▶ _OBJECTIVE_
Return the records that follow, matching each one exactly.
= = = = =
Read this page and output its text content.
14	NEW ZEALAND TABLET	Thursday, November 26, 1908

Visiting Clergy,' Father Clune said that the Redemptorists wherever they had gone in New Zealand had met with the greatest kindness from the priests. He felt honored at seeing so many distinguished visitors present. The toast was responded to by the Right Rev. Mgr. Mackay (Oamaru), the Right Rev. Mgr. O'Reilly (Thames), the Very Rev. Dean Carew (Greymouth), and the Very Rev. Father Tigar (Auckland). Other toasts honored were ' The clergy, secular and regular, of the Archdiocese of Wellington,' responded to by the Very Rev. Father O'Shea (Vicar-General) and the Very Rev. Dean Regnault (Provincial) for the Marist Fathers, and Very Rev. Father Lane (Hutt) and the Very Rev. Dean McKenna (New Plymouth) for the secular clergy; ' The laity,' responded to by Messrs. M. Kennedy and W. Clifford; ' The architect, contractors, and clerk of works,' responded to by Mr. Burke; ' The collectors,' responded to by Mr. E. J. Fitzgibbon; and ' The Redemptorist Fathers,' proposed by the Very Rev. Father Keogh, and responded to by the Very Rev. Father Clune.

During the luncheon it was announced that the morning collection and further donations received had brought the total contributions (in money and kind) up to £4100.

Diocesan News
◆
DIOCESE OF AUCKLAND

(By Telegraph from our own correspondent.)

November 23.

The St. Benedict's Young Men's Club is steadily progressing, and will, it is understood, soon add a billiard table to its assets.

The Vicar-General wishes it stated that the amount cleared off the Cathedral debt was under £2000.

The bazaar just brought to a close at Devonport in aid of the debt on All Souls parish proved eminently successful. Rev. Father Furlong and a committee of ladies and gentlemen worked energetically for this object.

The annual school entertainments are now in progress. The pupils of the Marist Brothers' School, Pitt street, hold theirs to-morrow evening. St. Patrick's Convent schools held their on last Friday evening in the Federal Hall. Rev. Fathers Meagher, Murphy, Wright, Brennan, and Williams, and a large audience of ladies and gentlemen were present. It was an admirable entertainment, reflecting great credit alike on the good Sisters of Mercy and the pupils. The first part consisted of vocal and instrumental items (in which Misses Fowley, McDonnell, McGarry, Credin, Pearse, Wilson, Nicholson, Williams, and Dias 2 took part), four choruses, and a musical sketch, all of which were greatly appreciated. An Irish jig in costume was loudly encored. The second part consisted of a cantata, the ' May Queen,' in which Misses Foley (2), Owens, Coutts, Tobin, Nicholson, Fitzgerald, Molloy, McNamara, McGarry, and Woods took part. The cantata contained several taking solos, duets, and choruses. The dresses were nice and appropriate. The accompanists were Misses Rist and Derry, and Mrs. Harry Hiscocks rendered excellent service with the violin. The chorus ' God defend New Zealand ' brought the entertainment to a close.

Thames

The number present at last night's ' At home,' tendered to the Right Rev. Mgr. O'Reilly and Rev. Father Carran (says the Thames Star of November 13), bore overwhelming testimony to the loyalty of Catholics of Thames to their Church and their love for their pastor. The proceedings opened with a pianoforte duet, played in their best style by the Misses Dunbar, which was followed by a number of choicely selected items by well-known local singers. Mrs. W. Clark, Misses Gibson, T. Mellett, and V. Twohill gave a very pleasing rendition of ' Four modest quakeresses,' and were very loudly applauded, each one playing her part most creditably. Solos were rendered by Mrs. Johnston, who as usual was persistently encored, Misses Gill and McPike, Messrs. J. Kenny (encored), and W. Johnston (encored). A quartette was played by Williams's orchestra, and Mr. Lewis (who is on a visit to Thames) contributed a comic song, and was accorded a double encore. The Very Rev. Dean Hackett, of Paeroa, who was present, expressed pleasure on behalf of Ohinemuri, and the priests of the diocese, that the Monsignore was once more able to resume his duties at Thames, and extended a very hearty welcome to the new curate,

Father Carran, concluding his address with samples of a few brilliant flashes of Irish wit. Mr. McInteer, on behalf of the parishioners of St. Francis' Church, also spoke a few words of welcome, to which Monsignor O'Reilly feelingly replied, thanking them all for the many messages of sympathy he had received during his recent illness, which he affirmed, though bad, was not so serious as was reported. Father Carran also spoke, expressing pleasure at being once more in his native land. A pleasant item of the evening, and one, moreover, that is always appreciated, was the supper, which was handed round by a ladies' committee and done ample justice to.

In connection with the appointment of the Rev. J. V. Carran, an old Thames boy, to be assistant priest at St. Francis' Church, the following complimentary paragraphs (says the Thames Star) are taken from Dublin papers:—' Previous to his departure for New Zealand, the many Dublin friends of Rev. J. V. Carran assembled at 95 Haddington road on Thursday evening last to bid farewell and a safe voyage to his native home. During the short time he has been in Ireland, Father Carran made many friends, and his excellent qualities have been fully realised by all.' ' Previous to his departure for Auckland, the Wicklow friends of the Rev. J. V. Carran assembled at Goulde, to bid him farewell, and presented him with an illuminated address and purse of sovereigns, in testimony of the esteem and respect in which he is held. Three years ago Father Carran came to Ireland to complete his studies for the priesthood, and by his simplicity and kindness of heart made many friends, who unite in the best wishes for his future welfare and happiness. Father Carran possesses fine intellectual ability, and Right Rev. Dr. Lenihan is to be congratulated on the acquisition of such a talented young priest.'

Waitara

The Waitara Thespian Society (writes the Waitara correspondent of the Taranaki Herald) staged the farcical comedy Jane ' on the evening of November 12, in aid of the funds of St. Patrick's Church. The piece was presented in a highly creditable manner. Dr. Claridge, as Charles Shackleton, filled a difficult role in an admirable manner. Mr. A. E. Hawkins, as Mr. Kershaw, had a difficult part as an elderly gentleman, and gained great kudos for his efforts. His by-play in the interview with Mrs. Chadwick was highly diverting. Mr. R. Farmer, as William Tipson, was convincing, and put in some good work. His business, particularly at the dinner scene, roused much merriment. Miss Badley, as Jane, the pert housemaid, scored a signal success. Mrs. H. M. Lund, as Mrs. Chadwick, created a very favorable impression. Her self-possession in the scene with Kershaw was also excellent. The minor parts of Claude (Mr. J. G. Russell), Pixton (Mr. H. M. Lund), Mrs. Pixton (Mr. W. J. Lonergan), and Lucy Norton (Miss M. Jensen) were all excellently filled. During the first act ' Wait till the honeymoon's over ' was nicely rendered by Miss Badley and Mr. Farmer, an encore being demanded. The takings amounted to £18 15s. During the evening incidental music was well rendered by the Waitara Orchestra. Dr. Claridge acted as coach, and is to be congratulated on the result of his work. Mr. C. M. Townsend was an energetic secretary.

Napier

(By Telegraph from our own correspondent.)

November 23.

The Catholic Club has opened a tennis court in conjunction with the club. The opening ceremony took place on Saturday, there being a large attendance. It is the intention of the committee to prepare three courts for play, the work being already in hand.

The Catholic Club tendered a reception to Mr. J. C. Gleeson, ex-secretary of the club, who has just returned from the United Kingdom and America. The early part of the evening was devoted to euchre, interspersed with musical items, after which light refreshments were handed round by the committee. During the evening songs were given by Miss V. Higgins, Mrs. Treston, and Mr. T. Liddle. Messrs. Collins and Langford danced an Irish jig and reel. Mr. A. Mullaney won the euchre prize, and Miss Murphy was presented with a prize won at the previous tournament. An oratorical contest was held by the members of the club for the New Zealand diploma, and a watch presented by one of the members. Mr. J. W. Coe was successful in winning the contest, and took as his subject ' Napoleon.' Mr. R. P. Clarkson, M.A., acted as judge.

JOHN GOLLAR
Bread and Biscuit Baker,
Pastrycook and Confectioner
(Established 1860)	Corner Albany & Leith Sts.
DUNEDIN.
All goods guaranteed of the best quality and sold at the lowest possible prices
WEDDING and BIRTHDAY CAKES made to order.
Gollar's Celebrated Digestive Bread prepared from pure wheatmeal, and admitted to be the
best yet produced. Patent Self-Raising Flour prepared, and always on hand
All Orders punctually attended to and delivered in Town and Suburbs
= = = = =
▶ _RESPONSE TO THIS EXERCISE_
Read this page and output its text content.
14	NEW ZEALAND TABLET	Thursday, November 26, 1908

Visiting Clergy,' Father Clune said that the Redemptorists wherever they had gone in New Zealand had met with the greatest kindness from the priests. He felt honored at seeing so many distinguished visitors present. The toast was responded to by the Right Rev. Mgr. Mackay (Oamaru), the Right Rev. Mgr. O'Reilly (Thames), the Very Rev. Dean Carew (Greymouth), and the Very Rev. Father Tigar (Auckland). Other toasts honored were ' The clergy, secular and regular, of the Archdiocese of Wellington,' responded to by the Very Rev. Father O'Shea (Vicar-General) and the Very Rev. Dean Regnault (Provincial) for the Marist Fathers, and Very Rev. Father Lane (Hutt) and the Very Rev. Dean McKenna (New Plymouth) for the secular clergy; ' The laity,' responded to by Messrs. M. Kennedy and W. Clifford; ' The architect, contractors, and clerk of works,' responded to by Mr. Burke; ' The collectors,' responded to by Mr. E. J. Fitzgibbon; and ' The Redemptorist Fathers,' proposed by the Very Rev. Father Keogh, and responded to by the Very Rev. Father Clune.

During the luncheon it was announced that the morning collection and further donations received had brought the total contributions (in money and kind) up to £4100.

Diocesan News
◆
DIOCESE OF AUCKLAND

(By Telegraph from our own correspondent.)

November 23.

The St. Benedict's Young Men's Club is steadily progressing, and will, it is understood, soon add a billiard table to its assets.

The Vicar-General wishes it stated that the amount cleared off the Cathedral debt was under £2000.

The bazaar just brought to a close at Devonport in aid of the debt on All Souls parish proved eminently successful. Rev. Father Furlong and a committee of ladies and gentlemen worked energetically for this object.

The annual school entertainments are now in progress. The pupils of the Marist Brothers' School, Pitt street, hold theirs to-morrow evening. St. Patrick's Convent schools held their on last Friday evening in the Federal Hall. Rev. Fathers Meagher, Murphy, Wright, Brennan, and Williams, and a large audience of ladies and gentlemen were present. It was an admirable entertainment, reflecting great credit alike on the good Sisters of Mercy and the pupils. The first part consisted of vocal and instrumental items (in which Misses Fowley, McDonnell, McGarry, Credin, Pearse, Wilson, Nicholson, Williams, and Dias 2 took part), four choruses, and a musical sketch, all of which were greatly appreciated. An Irish jig in costume was loudly encored. The second part consisted of a cantata, the ' May Queen,' in which Misses Foley (2), Owens, Coutts, Tobin, Nicholson, Fitzgerald, Molloy, McNamara, McGarry, and Woods took part. The cantata contained several taking solos, duets, and choruses. The dresses were nice and appropriate. The accompanists were Misses Rist and Derry, and Mrs. Harry Hiscocks rendered excellent service with the violin. The chorus ' God defend New Zealand ' brought the entertainment to a close.

Thames

The number present at last night's ' At home,' tendered to the Right Rev. Mgr. O'Reilly and Rev. Father Carran (says the Thames Star of November 13), bore overwhelming testimony to the loyalty of Catholics of Thames to their Church and their love for their pastor. The proceedings opened with a pianoforte duet, played in their best style by the Misses Dunbar, which was followed by a number of choicely selected items by well-known local singers. Mrs. W. Clark, Misses Gibson, T. Mellett, and V. Twohill gave a very pleasing rendition of ' Four modest quakeresses,' and were very loudly applauded, each one playing her part most creditably. Solos were rendered by Mrs. Johnston, who as usual was persistently encored, Misses Gill and McPike, Messrs. J. Kenny (encored), and W. Johnston (encored). A quartette was played by Williams's orchestra, and Mr. Lewis (who is on a visit to Thames) contributed a comic song, and was accorded a double encore. The Very Rev. Dean Hackett, of Paeroa, who was present, expressed pleasure on behalf of Ohinemuri, and the priests of the diocese, that the Monsignore was once more able to resume his duties at Thames, and extended a very hearty welcome to the new curate,

Father Carran, concluding his address with samples of a few brilliant flashes of Irish wit. Mr. McInteer, on behalf of the parishioners of St. Francis' Church, also spoke a few words of welcome, to which Monsignor O'Reilly feelingly replied, thanking them all for the many messages of sympathy he had received during his recent illness, which he affirmed, though bad, was not so serious as was reported. Father Carran also spoke, expressing pleasure at being once more in his native land. A pleasant item of the evening, and one, moreover, that is always appreciated, was the supper, which was handed round by a ladies' committee and done ample justice to.

In connection with the appointment of the Rev. J. V. Carran, an old Thames boy, to be assistant priest at St. Francis' Church, the following complimentary paragraphs (says the Thames Star) are taken from Dublin papers:—' Previous to his departure for New Zealand, the many Dublin friends of Rev. J. V. Carran assembled at 95 Haddington road on Thursday evening last to bid farewell and a safe voyage to his native home. During the short time he has been in Ireland, Father Carran made many friends, and his excellent qualities have been fully realised by all.' ' Previous to his departure for Auckland, the Wicklow friends of the Rev. J. V. Carran assembled at Goulde, to bid him farewell, and presented him with an illuminated address and purse of sovereigns, in testimony of the esteem and respect in which he is held. Three years ago Father Carran came to Ireland to complete his studies for the priesthood, and by his simplicity and kindness of heart made many friends, who unite in the best wishes for his future welfare and happiness. Father Carran possesses fine intellectual ability, and Right Rev. Dr. Lenihan is to be congratulated on the acquisition of such a talented young priest.'

Waitara

The Waitara Thespian Society (writes the Waitara correspondent of the Taranaki Herald) staged the farcical comedy Jane ' on the evening of November 12, in aid of the funds of St. Patrick's Church. The piece was presented in a highly creditable manner. Dr. Claridge, as Charles Shackleton, filled a difficult role in an admirable manner. Mr. A. E. Hawkins, as Mr. Kershaw, had a difficult part as an elderly gentleman, and gained great kudos for his efforts. His by-play in the interview with Mrs. Chadwick was highly diverting. Mr. R. Farmer, as William Tipson, was convincing, and put in some good work. His business, particularly at the dinner scene, roused much merriment. Miss Badley, as Jane, the pert housemaid, scored a signal success. Mrs. H. M. Lund, as Mrs. Chadwick, created a very favorable impression. Her self-possession in the scene with Kershaw was also excellent. The minor parts of Claude (Mr. J. G. Russell), Pixton (Mr. H. M. Lund), Mrs. Pixton (Mr. W. J. Lonergan), and Lucy Norton (Miss M. Jensen) were all excellently filled. During the first act ' Wait till the honeymoon's over ' was nicely rendered by Miss Badley and Mr. Farmer, an encore being demanded. The takings amounted to £18 15s. During the evening incidental music was well rendered by the Waitara Orchestra. Dr. Claridge acted as coach, and is to be congratulated on the result of his work. Mr. C. M. Townsend was an energetic secretary.

Napier

(By Telegraph from our own correspondent.)

November 23.

The Catholic Club has opened a tennis court in conjunction with the club. The opening ceremony took place on Saturday, there being a large attendance. It is the intention of the committee to prepare three courts for play, the work being already in hand.

The Catholic Club tendered a reception to Mr. J. C. Gleeson, ex-secretary of the club, who has just returned from the United Kingdom and America. The early part of the evening was devoted to euchre, interspersed with musical items, after which light refreshments were handed round by the committee. During the evening songs were given by Miss V. Higgins, Mrs. Treston, and Mr. T. Liddle. Messrs. Collins and Langford danced an Irish jig and reel. Mr. A. Mullaney won the euchre prize, and Miss Murphy was presented with a prize won at the previous tournament. An oratorical contest was held by the members of the club for the New Zealand diploma, and a watch presented by one of the members. Mr. J. W. Coe was successful in winning the contest, and took as his subject ' Napoleon.' Mr. R. P. Clarkson, M.A., acted as judge.

JOHN GOLLAR
Bread and Biscuit Baker,
Pastrycook and Confectioner
(Established 1860)	Corner Albany & Leith Sts.
DUNEDIN.
All goods guaranteed of the best quality and sold at the lowest possible prices
WEDDING and BIRTHDAY CAKES made to order.
Gollar's Celebrated Digestive Bread prepared from pure wheatmeal, and admitted to be the
best yet produced. Patent Self-Raising Flour prepared, and always on hand
All Orders punctually attended to and delivered in Town and Suburbs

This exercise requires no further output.